## EXERCISE DESCRIPTION
Whenever the word "Oberst" appears in a line of the listing, copy that line.

· · · · · · ·

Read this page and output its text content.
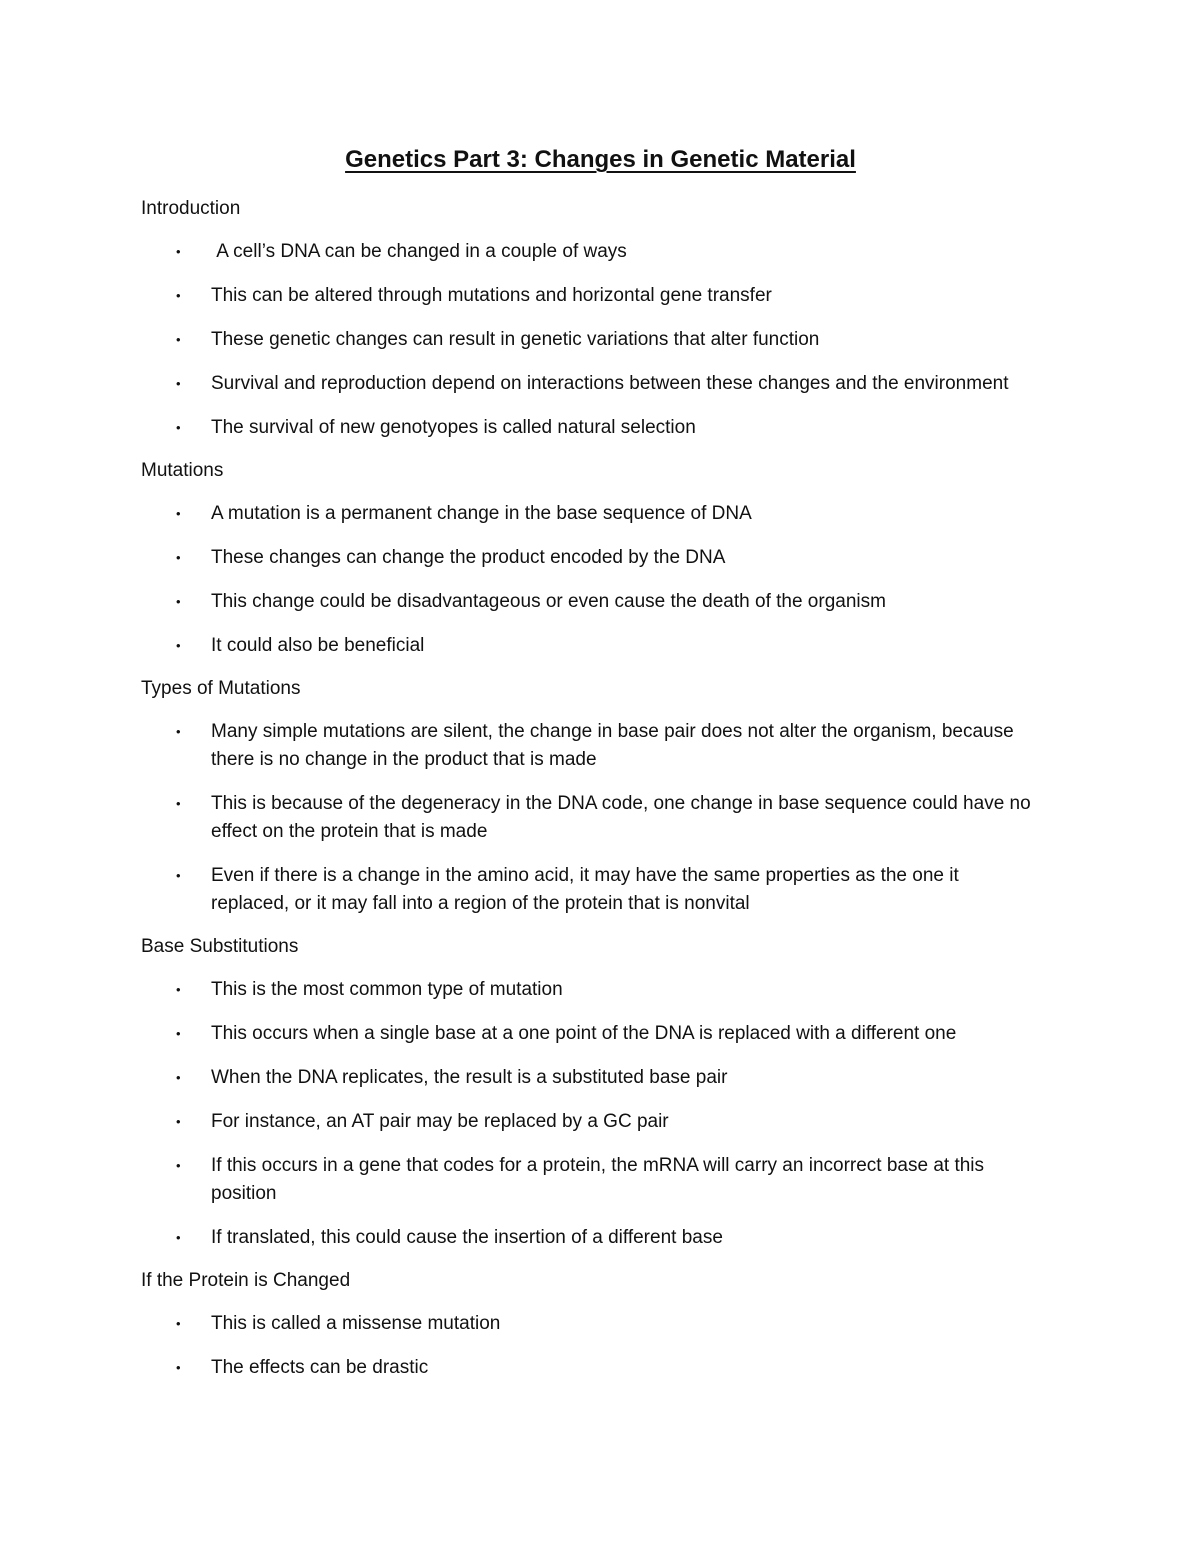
Genetics Part 3: Changes in Genetic Material
Introduction
• A cell’s DNA can be changed in a couple of ways
• This can be altered through mutations and horizontal gene transfer
• These genetic changes can result in genetic variations that alter function
• Survival and reproduction depend on interactions between these changes and the environment
• The survival of new genotyopes is called natural selection
Mutations
• A mutation is a permanent change in the base sequence of DNA
• These changes can change the product encoded by the DNA
• This change could be disadvantageous or even cause the death of the organism
• It could also be beneficial
Types of Mutations
• Many simple mutations are silent, the change in base pair does not alter the organism, because there is no change in the product that is made
• This is because of the degeneracy in the DNA code, one change in base sequence could have no effect on the protein that is made
• Even if there is a change in the amino acid, it may have the same properties as the one it replaced, or it may fall into a region of the protein that is nonvital
Base Substitutions
• This is the most common type of mutation
• This occurs when a single base at a one point of the DNA is replaced with a different one
• When the DNA replicates, the result is a substituted base pair
• For instance, an AT pair may be replaced by a GC pair
• If this occurs in a gene that codes for a protein, the mRNA will carry an incorrect base at this position
• If translated, this could cause the insertion of a different base
If the Protein is Changed
• This is called a missense mutation
• The effects can be drastic
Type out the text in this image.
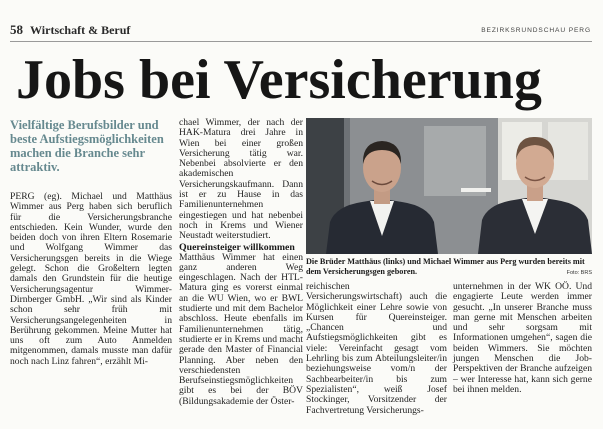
58 Wirtschaft & Beruf	BEZIRKSRUNDSCHAU PERG
Jobs bei Versicherung
Vielfältige Berufsbilder und beste Aufstiegsmöglichkeiten machen die Branche sehr attraktiv.

PERG (eg). Michael und Matthäus Wimmer aus Perg haben sich beruflich für die Versicherungsbranche entschieden. Kein Wunder, wurde den beiden doch von ihren Eltern Rosemarie und Wolfgang Wimmer das Versicherungsgen bereits in die Wiege gelegt. Schon die Großeltern legten damals den Grundstein für die heutige Versicherungsagentur Wimmer-Dirnberger GmbH. „Wir sind als Kinder schon sehr früh mit Versicherungsangelegenheiten in Berührung gekommen. Meine Mutter hat uns oft zum Auto Anmelden mitgenommen, damals musste man dafür noch nach Linz fahren“, erzählt Mi-

chael Wimmer, der nach der HAK-Matura drei Jahre in Wien bei einer großen Versicherung tätig war. Nebenbei absolvierte er den akademischen Versicherungskaufmann. Dann ist er zu Hause in das Familienunternehmen eingestiegen und hat nebenbei noch in Krems und Wiener Neustadt weiterstudiert.

Quereinsteiger willkommen

Matthäus Wimmer hat einen ganz anderen Weg eingeschlagen. Nach der HTL-Matura ging es vorerst einmal an die WU Wien, wo er BWL studierte und mit dem Bachelor abschloss. Heute ebenfalls im Familienunternehmen tätig, studierte er in Krems und macht gerade den Master of Financial Planning. Aber neben den verschiedensten Berufseinstiegsmöglichkeiten gibt es bei der BÖV (Bildungsakademie der Öster-

Die Brüder Matthäus (links) und Michael Wimmer aus Perg wurden bereits mit dem Versicherungsgen geboren.	Foto: BRS

reichischen Versicherungswirtschaft) auch die Möglichkeit einer Lehre sowie von Kursen für Quereinsteiger. „Chancen und Aufstiegsmöglichkeiten gibt es viele: Vereinfacht gesagt vom Lehrling bis zum Abteilungsleiter/in beziehungsweise vom/n der Sachbearbeiter/in bis zum Spezialisten“, weiß Josef Stockinger, Vorsitzender der Fachvertretung Versicherungs-

unternehmen in der WK OÖ. Und engagierte Leute werden immer gesucht. „In unserer Branche muss man gerne mit Menschen arbeiten und sehr sorgsam mit Informationen umgehen“, sagen die beiden Wimmers. Sie möchten jungen Menschen die Job-Perspektiven der Branche aufzeigen – wer Interesse hat, kann sich gerne bei ihnen melden.
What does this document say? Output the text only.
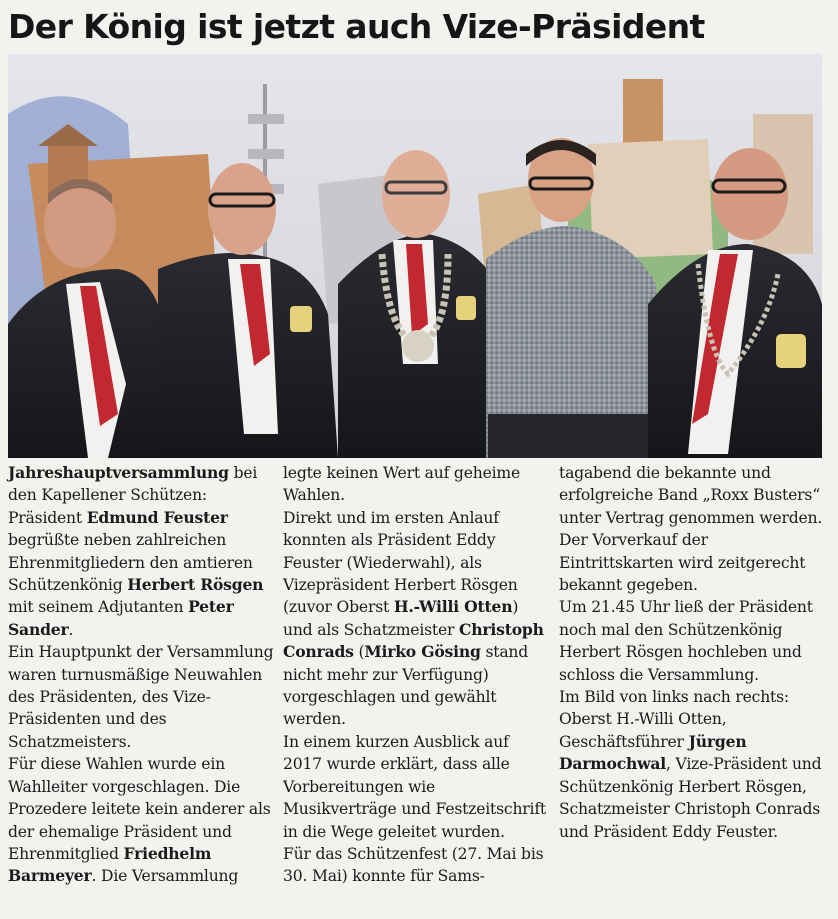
Der König ist jetzt auch Vize-Präsident

Jahreshauptversammlung bei den Kapellener Schützen: Präsident Edmund Feuster begrüßte neben zahlreichen Ehrenmitgliedern den amtieren Schützenkönig Herbert Rösgen mit seinem Adjutanten Peter Sander.

Ein Hauptpunkt der Versammlung waren turnusmäßige Neuwahlen des Präsidenten, des Vize- Präsidenten und des Schatzmeisters.

Für diese Wahlen wurde ein Wahlleiter vorgeschlagen. Die Prozedere leitete kein anderer als der ehemalige Präsident und Ehrenmitglied Friedhelm Barmeyer. Die Versammlung

legte keinen Wert auf geheime Wahlen.

Direkt und im ersten Anlauf konnten als Präsident Eddy Feuster (Wiederwahl), als Vizepräsident Herbert Rösgen (zuvor Oberst H.-Willi Otten) und als Schatzmeister Christoph Conrads (Mirko Gösing stand nicht mehr zur Verfügung) vorgeschlagen und gewählt werden.

In einem kurzen Ausblick auf 2017 wurde erklärt, dass alle Vorbereitungen wie Musikverträge und Festzeitschrift in die Wege geleitet wurden.

Für das Schützenfest (27. Mai bis 30. Mai) konnte für Sams-

tagabend die bekannte und erfolgreiche Band „Roxx Busters“ unter Vertrag genommen werden.

Der Vorverkauf der Eintrittskarten wird zeitgerecht bekannt gegeben.

Um 21.45 Uhr ließ der Präsident noch mal den Schützenkönig Herbert Rösgen hochleben und schloss die Versammlung.

Im Bild von links nach rechts: Oberst H.-Willi Otten, Geschäftsführer Jürgen Darmochwal, Vize-Präsident und Schützenkönig Herbert Rösgen, Schatzmeister Christoph Conrads und Präsident Eddy Feuster.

· · · · · · ·

## YOUR SOLUTION
Direkt und im ersten Anlauf konnten als Präsident Eddy Feuster (Wiederwahl), als Vizepräsident Herbert Rösgen (zuvor Oberst H.-Willi Otten) und als Schatzmeister Christoph Conrads (Mirko Gösing stand nicht mehr zur Verfügung) vorgeschlagen und gewählt werden.
Im Bild von links nach rechts: Oberst H.-Willi Otten, Geschäftsführer Jürgen Darmochwal, Vize-Präsident und Schützenkönig Herbert Rösgen, Schatzmeister Christoph Conrads und Präsident Eddy Feuster.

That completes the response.